#### Exercise description:
Read the records and write them out again exactly.

··· Extracted information

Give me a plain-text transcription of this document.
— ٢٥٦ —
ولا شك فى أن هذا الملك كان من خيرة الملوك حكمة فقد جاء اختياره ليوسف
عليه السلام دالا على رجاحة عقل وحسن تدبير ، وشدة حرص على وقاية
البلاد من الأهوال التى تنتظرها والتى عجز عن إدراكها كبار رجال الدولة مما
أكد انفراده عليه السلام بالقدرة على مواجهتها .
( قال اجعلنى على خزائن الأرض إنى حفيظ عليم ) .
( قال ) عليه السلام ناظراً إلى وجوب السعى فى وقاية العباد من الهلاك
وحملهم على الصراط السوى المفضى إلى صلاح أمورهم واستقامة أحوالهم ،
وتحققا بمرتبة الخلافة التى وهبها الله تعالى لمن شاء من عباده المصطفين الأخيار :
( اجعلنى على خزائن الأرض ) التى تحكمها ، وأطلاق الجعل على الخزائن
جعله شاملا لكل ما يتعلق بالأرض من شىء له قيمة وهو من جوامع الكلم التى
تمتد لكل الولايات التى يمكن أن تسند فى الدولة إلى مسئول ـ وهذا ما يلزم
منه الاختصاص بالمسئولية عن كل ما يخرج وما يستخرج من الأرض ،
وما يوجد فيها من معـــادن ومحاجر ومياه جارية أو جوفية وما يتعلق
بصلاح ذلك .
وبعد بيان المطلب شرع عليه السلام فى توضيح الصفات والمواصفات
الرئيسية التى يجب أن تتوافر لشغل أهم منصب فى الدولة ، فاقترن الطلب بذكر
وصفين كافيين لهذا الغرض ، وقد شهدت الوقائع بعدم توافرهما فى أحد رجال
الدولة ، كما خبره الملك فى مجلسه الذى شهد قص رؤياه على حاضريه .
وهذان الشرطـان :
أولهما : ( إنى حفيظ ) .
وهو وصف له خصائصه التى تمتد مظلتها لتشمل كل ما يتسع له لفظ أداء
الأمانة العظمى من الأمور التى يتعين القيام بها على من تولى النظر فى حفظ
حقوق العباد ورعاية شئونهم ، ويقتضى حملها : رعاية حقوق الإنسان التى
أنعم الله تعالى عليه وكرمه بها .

······

#### Result for this exercise:
Give me a plain-text transcription of this document.
— ٢٥٦ —
ولا شك فى أن هذا الملك كان من خيرة الملوك حكمة فقد جاء اختياره ليوسف
عليه السلام دالا على رجاحة عقل وحسن تدبير ، وشدة حرص على وقاية
البلاد من الأهوال التى تنتظرها والتى عجز عن إدراكها كبار رجال الدولة مما
أكد انفراده عليه السلام بالقدرة على مواجهتها .
( قال اجعلنى على خزائن الأرض إنى حفيظ عليم ) .
( قال ) عليه السلام ناظراً إلى وجوب السعى فى وقاية العباد من الهلاك
وحملهم على الصراط السوى المفضى إلى صلاح أمورهم واستقامة أحوالهم ،
وتحققا بمرتبة الخلافة التى وهبها الله تعالى لمن شاء من عباده المصطفين الأخيار :
( اجعلنى على خزائن الأرض ) التى تحكمها ، وأطلاق الجعل على الخزائن
جعله شاملا لكل ما يتعلق بالأرض من شىء له قيمة وهو من جوامع الكلم التى
تمتد لكل الولايات التى يمكن أن تسند فى الدولة إلى مسئول ـ وهذا ما يلزم
منه الاختصاص بالمسئولية عن كل ما يخرج وما يستخرج من الأرض ،
وما يوجد فيها من معـــادن ومحاجر ومياه جارية أو جوفية وما يتعلق
بصلاح ذلك .
وبعد بيان المطلب شرع عليه السلام فى توضيح الصفات والمواصفات
الرئيسية التى يجب أن تتوافر لشغل أهم منصب فى الدولة ، فاقترن الطلب بذكر
وصفين كافيين لهذا الغرض ، وقد شهدت الوقائع بعدم توافرهما فى أحد رجال
الدولة ، كما خبره الملك فى مجلسه الذى شهد قص رؤياه على حاضريه .
وهذان الشرطـان :
أولهما : ( إنى حفيظ ) .
وهو وصف له خصائصه التى تمتد مظلتها لتشمل كل ما يتسع له لفظ أداء
الأمانة العظمى من الأمور التى يتعين القيام بها على من تولى النظر فى حفظ
حقوق العباد ورعاية شئونهم ، ويقتضى حملها : رعاية حقوق الإنسان التى
أنعم الله تعالى عليه وكرمه بها .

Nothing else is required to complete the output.